## Start
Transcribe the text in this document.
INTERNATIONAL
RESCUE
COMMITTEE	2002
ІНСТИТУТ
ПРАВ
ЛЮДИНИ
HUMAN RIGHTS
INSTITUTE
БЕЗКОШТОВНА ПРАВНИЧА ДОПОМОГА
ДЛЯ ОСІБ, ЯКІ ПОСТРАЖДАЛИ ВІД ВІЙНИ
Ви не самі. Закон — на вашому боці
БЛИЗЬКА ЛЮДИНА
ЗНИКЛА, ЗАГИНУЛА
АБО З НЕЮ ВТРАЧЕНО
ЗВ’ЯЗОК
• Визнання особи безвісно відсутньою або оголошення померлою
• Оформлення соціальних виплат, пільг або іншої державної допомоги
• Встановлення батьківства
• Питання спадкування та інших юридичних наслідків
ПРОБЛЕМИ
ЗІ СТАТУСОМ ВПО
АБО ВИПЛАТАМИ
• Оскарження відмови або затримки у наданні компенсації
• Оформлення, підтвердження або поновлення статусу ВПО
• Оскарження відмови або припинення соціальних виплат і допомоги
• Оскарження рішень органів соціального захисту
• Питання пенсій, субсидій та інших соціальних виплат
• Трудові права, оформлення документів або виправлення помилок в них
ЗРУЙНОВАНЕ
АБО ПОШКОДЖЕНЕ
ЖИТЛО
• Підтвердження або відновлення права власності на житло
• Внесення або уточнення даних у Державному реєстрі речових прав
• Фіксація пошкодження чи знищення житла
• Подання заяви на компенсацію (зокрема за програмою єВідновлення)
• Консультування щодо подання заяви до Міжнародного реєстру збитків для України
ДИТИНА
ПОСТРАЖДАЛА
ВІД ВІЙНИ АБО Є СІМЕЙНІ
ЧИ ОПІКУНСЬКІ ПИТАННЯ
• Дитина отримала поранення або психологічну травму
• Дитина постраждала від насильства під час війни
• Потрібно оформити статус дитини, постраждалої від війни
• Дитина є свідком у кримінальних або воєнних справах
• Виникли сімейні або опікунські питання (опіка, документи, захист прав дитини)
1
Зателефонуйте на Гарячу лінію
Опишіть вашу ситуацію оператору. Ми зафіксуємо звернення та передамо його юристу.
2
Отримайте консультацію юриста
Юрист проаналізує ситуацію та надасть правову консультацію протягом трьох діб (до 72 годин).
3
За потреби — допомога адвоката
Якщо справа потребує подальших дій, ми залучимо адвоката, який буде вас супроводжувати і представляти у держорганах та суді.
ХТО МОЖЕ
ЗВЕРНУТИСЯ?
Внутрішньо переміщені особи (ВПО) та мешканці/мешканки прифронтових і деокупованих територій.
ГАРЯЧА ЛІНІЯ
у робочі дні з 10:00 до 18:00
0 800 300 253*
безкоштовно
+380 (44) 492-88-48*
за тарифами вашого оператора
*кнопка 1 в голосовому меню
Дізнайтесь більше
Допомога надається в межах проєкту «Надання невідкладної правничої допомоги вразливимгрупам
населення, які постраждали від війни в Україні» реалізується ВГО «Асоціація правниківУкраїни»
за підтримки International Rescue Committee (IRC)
## End
### Exercise instructions
Where a line holds "інших", copy it out.

### Answer below
• Питання спадкування та інших юридичних наслідків
• Питання пенсій, субсидій та інших соціальних виплат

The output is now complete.